● Aim of the task
Gather up every line that includes the string "right".

● Given records
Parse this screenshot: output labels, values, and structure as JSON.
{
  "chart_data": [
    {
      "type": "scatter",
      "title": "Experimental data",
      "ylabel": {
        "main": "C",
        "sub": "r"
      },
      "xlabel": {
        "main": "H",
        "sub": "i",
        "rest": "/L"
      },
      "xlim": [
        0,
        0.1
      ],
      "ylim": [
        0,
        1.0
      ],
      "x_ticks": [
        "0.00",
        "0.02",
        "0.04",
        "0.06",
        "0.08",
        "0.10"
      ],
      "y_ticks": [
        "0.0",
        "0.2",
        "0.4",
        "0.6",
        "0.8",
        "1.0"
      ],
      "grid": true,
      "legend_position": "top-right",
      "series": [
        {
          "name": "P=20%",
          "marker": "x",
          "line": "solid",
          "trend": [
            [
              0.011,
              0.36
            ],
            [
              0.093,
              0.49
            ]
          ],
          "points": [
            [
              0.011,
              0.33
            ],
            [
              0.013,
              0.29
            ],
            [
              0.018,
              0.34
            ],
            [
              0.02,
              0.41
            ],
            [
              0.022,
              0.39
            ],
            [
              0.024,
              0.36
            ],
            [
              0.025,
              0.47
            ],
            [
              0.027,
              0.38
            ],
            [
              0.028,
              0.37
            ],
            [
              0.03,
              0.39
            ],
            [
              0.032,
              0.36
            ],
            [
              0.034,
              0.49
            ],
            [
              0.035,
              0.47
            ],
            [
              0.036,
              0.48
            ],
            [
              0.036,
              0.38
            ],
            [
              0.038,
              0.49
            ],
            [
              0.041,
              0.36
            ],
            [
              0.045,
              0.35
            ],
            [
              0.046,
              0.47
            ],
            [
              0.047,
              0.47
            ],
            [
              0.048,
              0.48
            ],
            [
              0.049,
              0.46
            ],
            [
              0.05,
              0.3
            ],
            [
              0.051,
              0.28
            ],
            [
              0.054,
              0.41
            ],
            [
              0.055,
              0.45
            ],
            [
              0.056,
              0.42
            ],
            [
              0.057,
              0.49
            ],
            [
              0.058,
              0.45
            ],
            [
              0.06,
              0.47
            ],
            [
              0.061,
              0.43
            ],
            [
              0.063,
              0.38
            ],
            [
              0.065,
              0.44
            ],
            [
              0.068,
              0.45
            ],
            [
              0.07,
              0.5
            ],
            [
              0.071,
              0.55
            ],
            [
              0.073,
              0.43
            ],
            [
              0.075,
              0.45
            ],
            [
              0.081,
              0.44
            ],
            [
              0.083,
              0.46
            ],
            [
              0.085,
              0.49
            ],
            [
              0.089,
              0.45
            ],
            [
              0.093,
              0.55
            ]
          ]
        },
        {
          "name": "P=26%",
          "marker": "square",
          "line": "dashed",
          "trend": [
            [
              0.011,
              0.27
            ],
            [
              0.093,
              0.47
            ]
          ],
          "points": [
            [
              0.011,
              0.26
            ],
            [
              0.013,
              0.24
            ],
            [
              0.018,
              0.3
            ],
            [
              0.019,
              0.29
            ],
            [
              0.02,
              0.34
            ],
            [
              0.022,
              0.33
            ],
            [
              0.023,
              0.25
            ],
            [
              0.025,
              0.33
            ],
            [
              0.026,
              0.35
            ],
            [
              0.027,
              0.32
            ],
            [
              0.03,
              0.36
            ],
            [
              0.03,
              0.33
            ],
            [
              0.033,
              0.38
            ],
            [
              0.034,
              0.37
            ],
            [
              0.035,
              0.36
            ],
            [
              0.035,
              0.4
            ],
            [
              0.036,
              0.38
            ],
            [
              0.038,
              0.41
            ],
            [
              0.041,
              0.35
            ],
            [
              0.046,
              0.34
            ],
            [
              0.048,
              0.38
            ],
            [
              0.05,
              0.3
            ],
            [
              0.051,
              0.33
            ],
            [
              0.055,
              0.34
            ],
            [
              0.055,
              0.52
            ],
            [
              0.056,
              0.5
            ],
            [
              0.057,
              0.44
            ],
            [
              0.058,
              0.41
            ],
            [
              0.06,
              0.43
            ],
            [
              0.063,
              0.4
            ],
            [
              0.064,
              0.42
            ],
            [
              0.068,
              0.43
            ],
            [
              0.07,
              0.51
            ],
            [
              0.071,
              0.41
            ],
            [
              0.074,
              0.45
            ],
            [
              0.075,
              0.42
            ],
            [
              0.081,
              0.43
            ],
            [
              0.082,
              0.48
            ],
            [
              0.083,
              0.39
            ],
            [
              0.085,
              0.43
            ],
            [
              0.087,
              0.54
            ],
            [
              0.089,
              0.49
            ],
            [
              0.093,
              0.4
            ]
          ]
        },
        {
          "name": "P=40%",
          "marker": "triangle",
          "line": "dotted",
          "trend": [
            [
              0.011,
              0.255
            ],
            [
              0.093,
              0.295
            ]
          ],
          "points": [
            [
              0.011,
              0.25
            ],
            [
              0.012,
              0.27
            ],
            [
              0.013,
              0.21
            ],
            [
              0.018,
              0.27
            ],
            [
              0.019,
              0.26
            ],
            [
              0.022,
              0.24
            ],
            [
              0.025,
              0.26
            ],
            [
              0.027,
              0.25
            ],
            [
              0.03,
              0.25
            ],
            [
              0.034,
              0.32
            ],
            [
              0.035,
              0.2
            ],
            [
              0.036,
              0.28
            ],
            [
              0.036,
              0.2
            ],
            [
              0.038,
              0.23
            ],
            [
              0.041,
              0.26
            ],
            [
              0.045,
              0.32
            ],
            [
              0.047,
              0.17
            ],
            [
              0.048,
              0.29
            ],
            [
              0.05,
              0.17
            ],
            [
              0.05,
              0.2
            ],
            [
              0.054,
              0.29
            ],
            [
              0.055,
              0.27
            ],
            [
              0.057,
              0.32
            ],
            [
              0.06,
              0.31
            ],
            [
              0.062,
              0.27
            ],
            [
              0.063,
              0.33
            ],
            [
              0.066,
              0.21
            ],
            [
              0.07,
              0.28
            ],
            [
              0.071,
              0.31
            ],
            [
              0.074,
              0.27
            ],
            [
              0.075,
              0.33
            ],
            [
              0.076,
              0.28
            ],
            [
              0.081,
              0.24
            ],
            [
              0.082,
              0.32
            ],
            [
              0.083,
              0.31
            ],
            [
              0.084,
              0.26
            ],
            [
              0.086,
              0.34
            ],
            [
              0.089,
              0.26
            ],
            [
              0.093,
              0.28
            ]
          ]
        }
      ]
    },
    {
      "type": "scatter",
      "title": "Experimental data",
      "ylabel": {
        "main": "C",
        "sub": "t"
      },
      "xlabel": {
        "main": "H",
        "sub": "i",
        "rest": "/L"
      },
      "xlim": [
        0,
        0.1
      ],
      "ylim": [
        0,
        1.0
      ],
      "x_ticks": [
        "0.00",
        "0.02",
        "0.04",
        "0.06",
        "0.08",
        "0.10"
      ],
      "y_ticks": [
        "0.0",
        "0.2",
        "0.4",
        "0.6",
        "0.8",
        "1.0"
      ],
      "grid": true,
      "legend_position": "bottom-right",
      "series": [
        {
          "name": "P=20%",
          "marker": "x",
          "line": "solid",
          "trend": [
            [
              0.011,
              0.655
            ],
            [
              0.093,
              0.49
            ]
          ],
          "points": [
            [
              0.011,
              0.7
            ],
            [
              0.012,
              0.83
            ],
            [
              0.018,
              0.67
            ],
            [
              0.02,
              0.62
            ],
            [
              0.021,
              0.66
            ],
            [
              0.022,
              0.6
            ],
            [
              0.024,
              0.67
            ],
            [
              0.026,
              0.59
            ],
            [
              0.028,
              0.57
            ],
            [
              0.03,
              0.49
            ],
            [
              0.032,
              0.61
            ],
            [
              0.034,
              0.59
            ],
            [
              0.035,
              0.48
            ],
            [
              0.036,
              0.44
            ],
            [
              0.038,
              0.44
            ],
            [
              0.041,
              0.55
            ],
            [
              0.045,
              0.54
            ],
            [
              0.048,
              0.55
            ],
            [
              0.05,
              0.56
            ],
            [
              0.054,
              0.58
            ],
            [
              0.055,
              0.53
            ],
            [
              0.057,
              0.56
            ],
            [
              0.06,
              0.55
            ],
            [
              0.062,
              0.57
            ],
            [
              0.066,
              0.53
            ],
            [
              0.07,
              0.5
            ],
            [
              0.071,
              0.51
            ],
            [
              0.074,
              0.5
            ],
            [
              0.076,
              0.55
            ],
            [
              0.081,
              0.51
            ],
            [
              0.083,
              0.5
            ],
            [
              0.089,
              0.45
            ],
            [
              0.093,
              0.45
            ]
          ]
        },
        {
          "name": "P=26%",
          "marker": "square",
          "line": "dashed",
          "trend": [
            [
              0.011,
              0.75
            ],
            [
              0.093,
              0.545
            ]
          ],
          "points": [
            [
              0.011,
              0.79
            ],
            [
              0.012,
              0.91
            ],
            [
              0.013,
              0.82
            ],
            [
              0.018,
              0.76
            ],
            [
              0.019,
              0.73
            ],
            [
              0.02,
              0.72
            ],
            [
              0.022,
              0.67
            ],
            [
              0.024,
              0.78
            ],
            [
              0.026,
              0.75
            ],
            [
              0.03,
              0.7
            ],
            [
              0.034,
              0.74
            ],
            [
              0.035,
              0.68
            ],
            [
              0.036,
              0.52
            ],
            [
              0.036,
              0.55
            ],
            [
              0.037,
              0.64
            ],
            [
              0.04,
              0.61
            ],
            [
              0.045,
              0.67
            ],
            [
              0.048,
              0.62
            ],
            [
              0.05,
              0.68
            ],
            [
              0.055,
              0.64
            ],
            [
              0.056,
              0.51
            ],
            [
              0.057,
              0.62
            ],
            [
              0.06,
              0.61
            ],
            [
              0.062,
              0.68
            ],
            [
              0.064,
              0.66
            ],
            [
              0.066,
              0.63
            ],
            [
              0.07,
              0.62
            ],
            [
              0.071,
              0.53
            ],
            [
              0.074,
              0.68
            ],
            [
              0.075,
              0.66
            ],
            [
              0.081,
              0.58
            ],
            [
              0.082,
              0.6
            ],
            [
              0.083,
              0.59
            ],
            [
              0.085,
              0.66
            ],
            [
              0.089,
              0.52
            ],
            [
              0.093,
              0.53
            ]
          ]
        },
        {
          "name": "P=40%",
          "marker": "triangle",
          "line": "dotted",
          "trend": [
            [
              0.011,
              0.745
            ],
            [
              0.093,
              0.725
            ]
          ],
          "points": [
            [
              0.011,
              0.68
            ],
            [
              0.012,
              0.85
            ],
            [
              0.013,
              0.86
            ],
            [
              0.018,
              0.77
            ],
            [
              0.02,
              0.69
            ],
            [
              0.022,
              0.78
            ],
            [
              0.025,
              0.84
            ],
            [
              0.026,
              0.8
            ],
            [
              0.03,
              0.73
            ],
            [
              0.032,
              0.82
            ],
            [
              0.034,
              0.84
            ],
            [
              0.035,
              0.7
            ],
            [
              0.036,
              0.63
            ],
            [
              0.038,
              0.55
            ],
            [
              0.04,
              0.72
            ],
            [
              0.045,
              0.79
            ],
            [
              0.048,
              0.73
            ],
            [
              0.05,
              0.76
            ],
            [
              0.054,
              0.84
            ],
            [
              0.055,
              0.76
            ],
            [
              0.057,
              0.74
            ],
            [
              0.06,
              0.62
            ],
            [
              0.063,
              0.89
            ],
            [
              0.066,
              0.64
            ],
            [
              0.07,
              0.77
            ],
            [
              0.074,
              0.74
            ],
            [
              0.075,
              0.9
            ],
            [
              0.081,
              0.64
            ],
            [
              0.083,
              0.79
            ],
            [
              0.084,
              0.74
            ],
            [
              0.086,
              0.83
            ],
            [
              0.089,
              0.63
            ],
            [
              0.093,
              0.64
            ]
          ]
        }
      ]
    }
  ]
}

● Expected answer
      "legend_position": "top-right",
      "legend_position": "bottom-right",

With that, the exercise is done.